**Stated problem:**
Take down each entry exactly as written.

⁂

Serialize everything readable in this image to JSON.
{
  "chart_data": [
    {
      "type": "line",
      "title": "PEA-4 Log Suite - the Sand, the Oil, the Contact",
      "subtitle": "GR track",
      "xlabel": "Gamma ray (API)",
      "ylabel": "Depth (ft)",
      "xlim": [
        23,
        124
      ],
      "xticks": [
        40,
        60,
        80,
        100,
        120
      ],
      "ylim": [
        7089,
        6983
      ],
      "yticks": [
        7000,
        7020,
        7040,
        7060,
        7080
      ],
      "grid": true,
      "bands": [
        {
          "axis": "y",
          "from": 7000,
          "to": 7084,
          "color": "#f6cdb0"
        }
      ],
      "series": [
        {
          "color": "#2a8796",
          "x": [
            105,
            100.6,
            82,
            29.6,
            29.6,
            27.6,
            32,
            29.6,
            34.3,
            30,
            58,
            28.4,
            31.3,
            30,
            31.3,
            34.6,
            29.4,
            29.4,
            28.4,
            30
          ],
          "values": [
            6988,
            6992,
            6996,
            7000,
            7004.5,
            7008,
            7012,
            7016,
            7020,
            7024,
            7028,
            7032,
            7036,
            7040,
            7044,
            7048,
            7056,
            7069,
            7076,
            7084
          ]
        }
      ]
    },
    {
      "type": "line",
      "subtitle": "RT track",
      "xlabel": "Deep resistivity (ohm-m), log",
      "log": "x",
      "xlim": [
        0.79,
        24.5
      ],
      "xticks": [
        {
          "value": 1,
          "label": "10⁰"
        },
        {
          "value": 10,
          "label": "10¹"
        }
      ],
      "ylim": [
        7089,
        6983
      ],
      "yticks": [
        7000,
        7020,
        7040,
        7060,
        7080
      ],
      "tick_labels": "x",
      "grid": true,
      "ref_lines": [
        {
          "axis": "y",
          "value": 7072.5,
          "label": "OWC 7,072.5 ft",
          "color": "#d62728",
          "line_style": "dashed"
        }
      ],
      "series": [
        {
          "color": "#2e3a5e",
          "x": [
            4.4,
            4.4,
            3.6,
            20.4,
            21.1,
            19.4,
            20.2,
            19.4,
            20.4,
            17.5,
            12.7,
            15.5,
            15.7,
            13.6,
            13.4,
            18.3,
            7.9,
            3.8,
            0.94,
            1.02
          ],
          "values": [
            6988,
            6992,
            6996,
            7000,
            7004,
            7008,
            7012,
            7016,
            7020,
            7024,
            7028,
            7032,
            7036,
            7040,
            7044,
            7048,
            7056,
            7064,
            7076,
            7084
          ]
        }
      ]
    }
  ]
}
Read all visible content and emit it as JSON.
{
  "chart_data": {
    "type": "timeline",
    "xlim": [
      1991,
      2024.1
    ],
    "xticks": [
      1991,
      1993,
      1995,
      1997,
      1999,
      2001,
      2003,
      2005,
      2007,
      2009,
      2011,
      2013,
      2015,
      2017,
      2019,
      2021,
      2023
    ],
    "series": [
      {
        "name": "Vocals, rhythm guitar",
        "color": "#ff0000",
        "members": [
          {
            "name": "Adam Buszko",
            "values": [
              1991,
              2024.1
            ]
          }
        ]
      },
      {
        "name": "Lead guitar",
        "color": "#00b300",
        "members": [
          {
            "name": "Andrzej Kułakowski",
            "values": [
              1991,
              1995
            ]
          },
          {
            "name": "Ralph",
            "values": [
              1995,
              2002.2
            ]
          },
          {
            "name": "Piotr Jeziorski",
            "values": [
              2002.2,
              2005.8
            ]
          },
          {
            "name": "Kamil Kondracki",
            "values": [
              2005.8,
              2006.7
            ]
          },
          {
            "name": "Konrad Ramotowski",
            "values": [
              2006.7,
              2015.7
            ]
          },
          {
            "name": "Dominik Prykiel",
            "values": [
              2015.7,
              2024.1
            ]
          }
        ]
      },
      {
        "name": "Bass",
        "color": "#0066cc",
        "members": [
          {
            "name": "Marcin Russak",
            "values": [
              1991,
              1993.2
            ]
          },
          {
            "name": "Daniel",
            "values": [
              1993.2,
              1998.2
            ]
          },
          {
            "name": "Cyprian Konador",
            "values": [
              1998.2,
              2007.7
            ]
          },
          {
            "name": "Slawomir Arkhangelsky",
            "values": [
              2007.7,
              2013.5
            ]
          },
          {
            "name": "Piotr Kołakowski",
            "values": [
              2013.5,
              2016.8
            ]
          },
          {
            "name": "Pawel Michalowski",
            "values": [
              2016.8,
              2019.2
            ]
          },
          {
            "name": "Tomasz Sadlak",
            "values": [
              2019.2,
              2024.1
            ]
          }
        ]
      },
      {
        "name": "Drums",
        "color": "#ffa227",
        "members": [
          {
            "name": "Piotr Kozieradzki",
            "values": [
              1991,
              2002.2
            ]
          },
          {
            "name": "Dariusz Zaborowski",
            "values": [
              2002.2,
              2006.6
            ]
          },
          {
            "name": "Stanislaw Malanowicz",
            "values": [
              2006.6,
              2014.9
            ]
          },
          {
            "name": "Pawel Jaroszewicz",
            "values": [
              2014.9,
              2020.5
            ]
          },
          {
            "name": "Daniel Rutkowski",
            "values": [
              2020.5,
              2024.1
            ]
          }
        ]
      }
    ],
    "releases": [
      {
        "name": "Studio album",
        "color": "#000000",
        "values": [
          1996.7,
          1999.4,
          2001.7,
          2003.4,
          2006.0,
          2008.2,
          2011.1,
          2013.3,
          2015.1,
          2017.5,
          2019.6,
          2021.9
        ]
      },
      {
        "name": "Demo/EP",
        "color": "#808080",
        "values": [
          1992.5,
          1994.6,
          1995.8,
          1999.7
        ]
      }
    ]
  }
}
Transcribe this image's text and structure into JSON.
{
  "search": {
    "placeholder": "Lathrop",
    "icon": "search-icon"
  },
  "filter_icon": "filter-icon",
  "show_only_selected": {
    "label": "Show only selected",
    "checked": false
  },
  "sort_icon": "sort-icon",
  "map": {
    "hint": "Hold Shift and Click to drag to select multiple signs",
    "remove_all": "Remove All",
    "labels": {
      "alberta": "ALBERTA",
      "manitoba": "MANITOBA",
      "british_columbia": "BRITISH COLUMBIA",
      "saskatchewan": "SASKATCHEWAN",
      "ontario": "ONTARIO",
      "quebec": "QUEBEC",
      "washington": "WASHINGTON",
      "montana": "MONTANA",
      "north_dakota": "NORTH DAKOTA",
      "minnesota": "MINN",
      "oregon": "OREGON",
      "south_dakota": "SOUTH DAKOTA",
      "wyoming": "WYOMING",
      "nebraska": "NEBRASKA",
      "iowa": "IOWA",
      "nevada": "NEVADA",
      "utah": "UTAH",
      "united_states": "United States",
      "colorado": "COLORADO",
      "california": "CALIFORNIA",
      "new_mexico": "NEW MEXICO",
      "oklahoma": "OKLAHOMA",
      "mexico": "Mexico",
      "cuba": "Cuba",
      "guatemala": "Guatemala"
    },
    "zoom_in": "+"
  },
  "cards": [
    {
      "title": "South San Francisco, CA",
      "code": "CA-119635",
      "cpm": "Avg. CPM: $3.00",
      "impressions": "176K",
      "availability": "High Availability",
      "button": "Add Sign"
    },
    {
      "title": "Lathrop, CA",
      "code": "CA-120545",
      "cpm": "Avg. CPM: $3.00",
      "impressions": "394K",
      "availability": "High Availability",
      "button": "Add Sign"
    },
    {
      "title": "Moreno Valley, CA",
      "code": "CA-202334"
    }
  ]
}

⁂

**Answer:**
Serialize everything readable in this image to JSON.
{
  "chart_data": [
    {
      "type": "line",
      "title": "PEA-4 Log Suite - the Sand, the Oil, the Contact",
      "subtitle": "GR track",
      "xlabel": "Gamma ray (API)",
      "ylabel": "Depth (ft)",
      "xlim": [
        23,
        124
      ],
      "xticks": [
        40,
        60,
        80,
        100,
        120
      ],
      "ylim": [
        7089,
        6983
      ],
      "yticks": [
        7000,
        7020,
        7040,
        7060,
        7080
      ],
      "grid": true,
      "bands": [
        {
          "axis": "y",
          "from": 7000,
          "to": 7084,
          "color": "#f6cdb0"
        }
      ],
      "series": [
        {
          "color": "#2a8796",
          "x": [
            105,
            100.6,
            82,
            29.6,
            29.6,
            27.6,
            32,
            29.6,
            34.3,
            30,
            58,
            28.4,
            31.3,
            30,
            31.3,
            34.6,
            29.4,
            29.4,
            28.4,
            30
          ],
          "values": [
            6988,
            6992,
            6996,
            7000,
            7004.5,
            7008,
            7012,
            7016,
            7020,
            7024,
            7028,
            7032,
            7036,
            7040,
            7044,
            7048,
            7056,
            7069,
            7076,
            7084
          ]
        }
      ]
    },
    {
      "type": "line",
      "subtitle": "RT track",
      "xlabel": "Deep resistivity (ohm-m), log",
      "log": "x",
      "xlim": [
        0.79,
        24.5
      ],
      "xticks": [
        {
          "value": 1,
          "label": "10⁰"
        },
        {
          "value": 10,
          "label": "10¹"
        }
      ],
      "ylim": [
        7089,
        6983
      ],
      "yticks": [
        7000,
        7020,
        7040,
        7060,
        7080
      ],
      "tick_labels": "x",
      "grid": true,
      "ref_lines": [
        {
          "axis": "y",
          "value": 7072.5,
          "label": "OWC 7,072.5 ft",
          "color": "#d62728",
          "line_style": "dashed"
        }
      ],
      "series": [
        {
          "color": "#2e3a5e",
          "x": [
            4.4,
            4.4,
            3.6,
            20.4,
            21.1,
            19.4,
            20.2,
            19.4,
            20.4,
            17.5,
            12.7,
            15.5,
            15.7,
            13.6,
            13.4,
            18.3,
            7.9,
            3.8,
            0.94,
            1.02
          ],
          "values": [
            6988,
            6992,
            6996,
            7000,
            7004,
            7008,
            7012,
            7016,
            7020,
            7024,
            7028,
            7032,
            7036,
            7040,
            7044,
            7048,
            7056,
            7064,
            7076,
            7084
          ]
        }
      ]
    }
  ]
}
Read all visible content and emit it as JSON.
{
  "chart_data": {
    "type": "timeline",
    "xlim": [
      1991,
      2024.1
    ],
    "xticks": [
      1991,
      1993,
      1995,
      1997,
      1999,
      2001,
      2003,
      2005,
      2007,
      2009,
      2011,
      2013,
      2015,
      2017,
      2019,
      2021,
      2023
    ],
    "series": [
      {
        "name": "Vocals, rhythm guitar",
        "color": "#ff0000",
        "members": [
          {
            "name": "Adam Buszko",
            "values": [
              1991,
              2024.1
            ]
          }
        ]
      },
      {
        "name": "Lead guitar",
        "color": "#00b300",
        "members": [
          {
            "name": "Andrzej Kułakowski",
            "values": [
              1991,
              1995
            ]
          },
          {
            "name": "Ralph",
            "values": [
              1995,
              2002.2
            ]
          },
          {
            "name": "Piotr Jeziorski",
            "values": [
              2002.2,
              2005.8
            ]
          },
          {
            "name": "Kamil Kondracki",
            "values": [
              2005.8,
              2006.7
            ]
          },
          {
            "name": "Konrad Ramotowski",
            "values": [
              2006.7,
              2015.7
            ]
          },
          {
            "name": "Dominik Prykiel",
            "values": [
              2015.7,
              2024.1
            ]
          }
        ]
      },
      {
        "name": "Bass",
        "color": "#0066cc",
        "members": [
          {
            "name": "Marcin Russak",
            "values": [
              1991,
              1993.2
            ]
          },
          {
            "name": "Daniel",
            "values": [
              1993.2,
              1998.2
            ]
          },
          {
            "name": "Cyprian Konador",
            "values": [
              1998.2,
              2007.7
            ]
          },
          {
            "name": "Slawomir Arkhangelsky",
            "values": [
              2007.7,
              2013.5
            ]
          },
          {
            "name": "Piotr Kołakowski",
            "values": [
              2013.5,
              2016.8
            ]
          },
          {
            "name": "Pawel Michalowski",
            "values": [
              2016.8,
              2019.2
            ]
          },
          {
            "name": "Tomasz Sadlak",
            "values": [
              2019.2,
              2024.1
            ]
          }
        ]
      },
      {
        "name": "Drums",
        "color": "#ffa227",
        "members": [
          {
            "name": "Piotr Kozieradzki",
            "values": [
              1991,
              2002.2
            ]
          },
          {
            "name": "Dariusz Zaborowski",
            "values": [
              2002.2,
              2006.6
            ]
          },
          {
            "name": "Stanislaw Malanowicz",
            "values": [
              2006.6,
              2014.9
            ]
          },
          {
            "name": "Pawel Jaroszewicz",
            "values": [
              2014.9,
              2020.5
            ]
          },
          {
            "name": "Daniel Rutkowski",
            "values": [
              2020.5,
              2024.1
            ]
          }
        ]
      }
    ],
    "releases": [
      {
        "name": "Studio album",
        "color": "#000000",
        "values": [
          1996.7,
          1999.4,
          2001.7,
          2003.4,
          2006.0,
          2008.2,
          2011.1,
          2013.3,
          2015.1,
          2017.5,
          2019.6,
          2021.9
        ]
      },
      {
        "name": "Demo/EP",
        "color": "#808080",
        "values": [
          1992.5,
          1994.6,
          1995.8,
          1999.7
        ]
      }
    ]
  }
}
Transcribe this image's text and structure into JSON.
{
  "search": {
    "placeholder": "Lathrop",
    "icon": "search-icon"
  },
  "filter_icon": "filter-icon",
  "show_only_selected": {
    "label": "Show only selected",
    "checked": false
  },
  "sort_icon": "sort-icon",
  "map": {
    "hint": "Hold Shift and Click to drag to select multiple signs",
    "remove_all": "Remove All",
    "labels": {
      "alberta": "ALBERTA",
      "manitoba": "MANITOBA",
      "british_columbia": "BRITISH COLUMBIA",
      "saskatchewan": "SASKATCHEWAN",
      "ontario": "ONTARIO",
      "quebec": "QUEBEC",
      "washington": "WASHINGTON",
      "montana": "MONTANA",
      "north_dakota": "NORTH DAKOTA",
      "minnesota": "MINN",
      "oregon": "OREGON",
      "south_dakota": "SOUTH DAKOTA",
      "wyoming": "WYOMING",
      "nebraska": "NEBRASKA",
      "iowa": "IOWA",
      "nevada": "NEVADA",
      "utah": "UTAH",
      "united_states": "United States",
      "colorado": "COLORADO",
      "california": "CALIFORNIA",
      "new_mexico": "NEW MEXICO",
      "oklahoma": "OKLAHOMA",
      "mexico": "Mexico",
      "cuba": "Cuba",
      "guatemala": "Guatemala"
    },
    "zoom_in": "+"
  },
  "cards": [
    {
      "title": "South San Francisco, CA",
      "code": "CA-119635",
      "cpm": "Avg. CPM: $3.00",
      "impressions": "176K",
      "availability": "High Availability",
      "button": "Add Sign"
    },
    {
      "title": "Lathrop, CA",
      "code": "CA-120545",
      "cpm": "Avg. CPM: $3.00",
      "impressions": "394K",
      "availability": "High Availability",
      "button": "Add Sign"
    },
    {
      "title": "Moreno Valley, CA",
      "code": "CA-202334"
    }
  ]
}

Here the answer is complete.